**** PROVIDED DATA

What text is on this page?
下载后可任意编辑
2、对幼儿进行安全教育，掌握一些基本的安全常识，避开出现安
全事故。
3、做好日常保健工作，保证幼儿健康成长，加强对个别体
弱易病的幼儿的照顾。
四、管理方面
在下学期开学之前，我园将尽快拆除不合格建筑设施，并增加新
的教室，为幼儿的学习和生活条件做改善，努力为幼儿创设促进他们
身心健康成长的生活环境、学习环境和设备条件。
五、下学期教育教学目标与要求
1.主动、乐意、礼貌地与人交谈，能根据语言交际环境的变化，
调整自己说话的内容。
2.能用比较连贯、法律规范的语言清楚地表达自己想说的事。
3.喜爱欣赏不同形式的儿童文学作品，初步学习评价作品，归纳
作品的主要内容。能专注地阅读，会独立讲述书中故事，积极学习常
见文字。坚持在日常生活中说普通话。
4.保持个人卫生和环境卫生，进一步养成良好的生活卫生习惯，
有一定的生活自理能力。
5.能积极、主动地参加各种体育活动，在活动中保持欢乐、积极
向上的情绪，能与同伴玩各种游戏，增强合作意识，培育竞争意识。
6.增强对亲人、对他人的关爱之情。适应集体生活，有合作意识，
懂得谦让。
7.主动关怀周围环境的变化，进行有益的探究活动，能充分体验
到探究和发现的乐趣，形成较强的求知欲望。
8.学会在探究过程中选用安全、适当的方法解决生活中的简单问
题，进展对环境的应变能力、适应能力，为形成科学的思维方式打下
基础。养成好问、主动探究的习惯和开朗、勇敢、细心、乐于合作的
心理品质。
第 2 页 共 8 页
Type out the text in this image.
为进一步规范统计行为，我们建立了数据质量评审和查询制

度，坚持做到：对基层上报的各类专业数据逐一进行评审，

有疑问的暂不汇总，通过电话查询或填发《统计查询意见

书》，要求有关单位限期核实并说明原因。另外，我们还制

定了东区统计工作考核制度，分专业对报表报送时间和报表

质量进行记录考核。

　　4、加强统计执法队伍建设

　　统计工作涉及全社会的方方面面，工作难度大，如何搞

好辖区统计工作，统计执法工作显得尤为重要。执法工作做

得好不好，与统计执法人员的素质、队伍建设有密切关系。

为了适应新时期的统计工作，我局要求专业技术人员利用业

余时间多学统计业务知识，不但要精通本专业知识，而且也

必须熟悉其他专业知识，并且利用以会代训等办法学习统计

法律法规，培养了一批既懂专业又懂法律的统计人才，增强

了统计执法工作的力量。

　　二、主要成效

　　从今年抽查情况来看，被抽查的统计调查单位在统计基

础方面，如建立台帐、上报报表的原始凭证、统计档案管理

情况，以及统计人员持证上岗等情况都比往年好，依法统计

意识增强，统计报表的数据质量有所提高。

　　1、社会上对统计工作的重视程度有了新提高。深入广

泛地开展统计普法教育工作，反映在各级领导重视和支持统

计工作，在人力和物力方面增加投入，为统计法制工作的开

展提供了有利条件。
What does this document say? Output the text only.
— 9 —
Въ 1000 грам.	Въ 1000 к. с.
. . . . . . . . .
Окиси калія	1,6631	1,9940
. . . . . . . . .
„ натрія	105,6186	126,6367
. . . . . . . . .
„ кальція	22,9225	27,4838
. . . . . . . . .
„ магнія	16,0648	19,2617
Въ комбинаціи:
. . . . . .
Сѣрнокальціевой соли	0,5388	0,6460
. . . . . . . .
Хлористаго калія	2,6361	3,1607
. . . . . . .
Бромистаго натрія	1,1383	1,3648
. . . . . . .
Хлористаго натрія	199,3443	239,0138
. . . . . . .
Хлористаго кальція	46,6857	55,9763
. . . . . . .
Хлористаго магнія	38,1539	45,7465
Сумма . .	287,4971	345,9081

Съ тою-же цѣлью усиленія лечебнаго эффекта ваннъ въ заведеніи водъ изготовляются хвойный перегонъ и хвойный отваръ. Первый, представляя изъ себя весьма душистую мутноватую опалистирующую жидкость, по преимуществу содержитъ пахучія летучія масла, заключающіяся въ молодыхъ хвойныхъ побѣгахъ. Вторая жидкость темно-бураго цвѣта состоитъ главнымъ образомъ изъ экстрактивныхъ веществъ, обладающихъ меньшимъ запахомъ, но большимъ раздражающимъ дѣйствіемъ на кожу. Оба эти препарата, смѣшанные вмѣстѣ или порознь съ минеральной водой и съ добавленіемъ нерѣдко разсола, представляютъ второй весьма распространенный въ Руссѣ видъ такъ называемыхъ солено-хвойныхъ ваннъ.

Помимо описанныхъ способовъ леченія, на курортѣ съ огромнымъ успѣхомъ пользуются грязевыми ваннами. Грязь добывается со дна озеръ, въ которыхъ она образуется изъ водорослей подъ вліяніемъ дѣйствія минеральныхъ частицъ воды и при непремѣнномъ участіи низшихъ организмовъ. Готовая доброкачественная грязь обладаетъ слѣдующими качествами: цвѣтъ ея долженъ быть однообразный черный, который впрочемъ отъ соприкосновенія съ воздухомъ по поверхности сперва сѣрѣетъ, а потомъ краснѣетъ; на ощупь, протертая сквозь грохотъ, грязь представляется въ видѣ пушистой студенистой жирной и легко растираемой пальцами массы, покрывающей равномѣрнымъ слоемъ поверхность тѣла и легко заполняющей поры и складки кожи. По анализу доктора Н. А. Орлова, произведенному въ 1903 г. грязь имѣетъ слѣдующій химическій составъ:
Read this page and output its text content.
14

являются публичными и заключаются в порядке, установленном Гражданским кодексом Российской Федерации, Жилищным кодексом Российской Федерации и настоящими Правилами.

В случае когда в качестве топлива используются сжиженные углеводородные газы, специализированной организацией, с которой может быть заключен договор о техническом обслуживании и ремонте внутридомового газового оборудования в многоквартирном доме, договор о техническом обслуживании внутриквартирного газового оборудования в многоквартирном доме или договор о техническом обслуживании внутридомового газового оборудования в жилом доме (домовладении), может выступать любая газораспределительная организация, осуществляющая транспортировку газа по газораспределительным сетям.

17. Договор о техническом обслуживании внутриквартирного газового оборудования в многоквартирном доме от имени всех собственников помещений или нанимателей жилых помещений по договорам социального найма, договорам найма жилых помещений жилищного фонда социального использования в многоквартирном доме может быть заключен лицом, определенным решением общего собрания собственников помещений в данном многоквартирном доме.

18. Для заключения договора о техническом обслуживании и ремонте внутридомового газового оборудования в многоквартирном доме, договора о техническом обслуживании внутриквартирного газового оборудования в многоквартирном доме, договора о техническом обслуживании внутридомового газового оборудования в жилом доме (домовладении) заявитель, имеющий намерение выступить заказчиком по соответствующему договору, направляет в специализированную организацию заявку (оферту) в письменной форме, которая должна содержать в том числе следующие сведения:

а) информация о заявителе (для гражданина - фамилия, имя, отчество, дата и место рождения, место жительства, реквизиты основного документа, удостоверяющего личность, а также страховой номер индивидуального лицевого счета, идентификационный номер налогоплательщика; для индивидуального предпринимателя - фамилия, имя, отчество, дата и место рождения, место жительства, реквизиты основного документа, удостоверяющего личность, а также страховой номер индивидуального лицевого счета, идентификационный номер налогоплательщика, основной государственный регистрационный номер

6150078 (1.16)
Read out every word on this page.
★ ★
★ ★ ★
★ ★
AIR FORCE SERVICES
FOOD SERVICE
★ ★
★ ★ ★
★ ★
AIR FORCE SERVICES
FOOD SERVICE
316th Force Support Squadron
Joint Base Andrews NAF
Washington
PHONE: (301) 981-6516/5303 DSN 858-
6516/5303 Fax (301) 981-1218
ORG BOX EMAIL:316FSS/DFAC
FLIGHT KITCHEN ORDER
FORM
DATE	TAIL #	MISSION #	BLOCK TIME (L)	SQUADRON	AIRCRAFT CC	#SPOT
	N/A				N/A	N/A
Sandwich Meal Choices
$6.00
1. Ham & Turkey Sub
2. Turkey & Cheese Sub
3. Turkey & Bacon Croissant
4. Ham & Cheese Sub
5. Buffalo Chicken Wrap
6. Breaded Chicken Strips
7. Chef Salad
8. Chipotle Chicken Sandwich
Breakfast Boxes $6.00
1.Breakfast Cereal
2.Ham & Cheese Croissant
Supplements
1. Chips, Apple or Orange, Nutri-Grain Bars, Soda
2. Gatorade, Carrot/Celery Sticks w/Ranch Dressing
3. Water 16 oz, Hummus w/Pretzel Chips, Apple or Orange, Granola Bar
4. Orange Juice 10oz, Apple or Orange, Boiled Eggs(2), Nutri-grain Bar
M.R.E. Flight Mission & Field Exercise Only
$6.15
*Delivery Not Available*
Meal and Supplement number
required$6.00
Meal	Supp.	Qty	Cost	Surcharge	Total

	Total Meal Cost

********

__EXERCISE__:
Collect the lines of the records that include the string "калія".

__CORRECT RESULT__:
Окиси калія	1,6631	1,9940
Хлористаго калія	2,6361	3,1607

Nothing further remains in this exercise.